-- Start of DATA IN THIS EXERCISE --

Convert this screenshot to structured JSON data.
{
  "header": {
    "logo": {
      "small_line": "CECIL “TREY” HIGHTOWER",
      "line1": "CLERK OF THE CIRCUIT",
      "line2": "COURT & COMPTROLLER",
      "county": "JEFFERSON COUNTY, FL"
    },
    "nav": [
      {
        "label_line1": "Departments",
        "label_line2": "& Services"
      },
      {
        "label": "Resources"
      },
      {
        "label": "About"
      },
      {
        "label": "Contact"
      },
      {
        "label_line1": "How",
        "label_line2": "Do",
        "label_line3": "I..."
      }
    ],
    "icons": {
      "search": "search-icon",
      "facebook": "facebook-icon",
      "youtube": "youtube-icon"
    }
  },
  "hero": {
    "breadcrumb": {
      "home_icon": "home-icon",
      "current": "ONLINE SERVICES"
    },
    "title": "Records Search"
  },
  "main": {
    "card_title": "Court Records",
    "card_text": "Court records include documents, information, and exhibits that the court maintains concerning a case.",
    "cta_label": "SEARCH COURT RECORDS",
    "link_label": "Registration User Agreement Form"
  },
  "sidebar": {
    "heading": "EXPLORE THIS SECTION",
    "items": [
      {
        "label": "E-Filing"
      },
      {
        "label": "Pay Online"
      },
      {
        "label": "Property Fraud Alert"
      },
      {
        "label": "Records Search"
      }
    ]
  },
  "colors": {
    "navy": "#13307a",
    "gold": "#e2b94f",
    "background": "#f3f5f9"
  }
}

-- End of DATA IN THIS EXERCISE --

(WHAT YOU HAVE TO DO): Retype the data in full and match it exactly.

(FINAL RESULT):
Convert this screenshot to structured JSON data.
{
  "header": {
    "logo": {
      "small_line": "CECIL “TREY” HIGHTOWER",
      "line1": "CLERK OF THE CIRCUIT",
      "line2": "COURT & COMPTROLLER",
      "county": "JEFFERSON COUNTY, FL"
    },
    "nav": [
      {
        "label_line1": "Departments",
        "label_line2": "& Services"
      },
      {
        "label": "Resources"
      },
      {
        "label": "About"
      },
      {
        "label": "Contact"
      },
      {
        "label_line1": "How",
        "label_line2": "Do",
        "label_line3": "I..."
      }
    ],
    "icons": {
      "search": "search-icon",
      "facebook": "facebook-icon",
      "youtube": "youtube-icon"
    }
  },
  "hero": {
    "breadcrumb": {
      "home_icon": "home-icon",
      "current": "ONLINE SERVICES"
    },
    "title": "Records Search"
  },
  "main": {
    "card_title": "Court Records",
    "card_text": "Court records include documents, information, and exhibits that the court maintains concerning a case.",
    "cta_label": "SEARCH COURT RECORDS",
    "link_label": "Registration User Agreement Form"
  },
  "sidebar": {
    "heading": "EXPLORE THIS SECTION",
    "items": [
      {
        "label": "E-Filing"
      },
      {
        "label": "Pay Online"
      },
      {
        "label": "Property Fraud Alert"
      },
      {
        "label": "Records Search"
      }
    ]
  },
  "colors": {
    "navy": "#13307a",
    "gold": "#e2b94f",
    "background": "#f3f5f9"
  }
}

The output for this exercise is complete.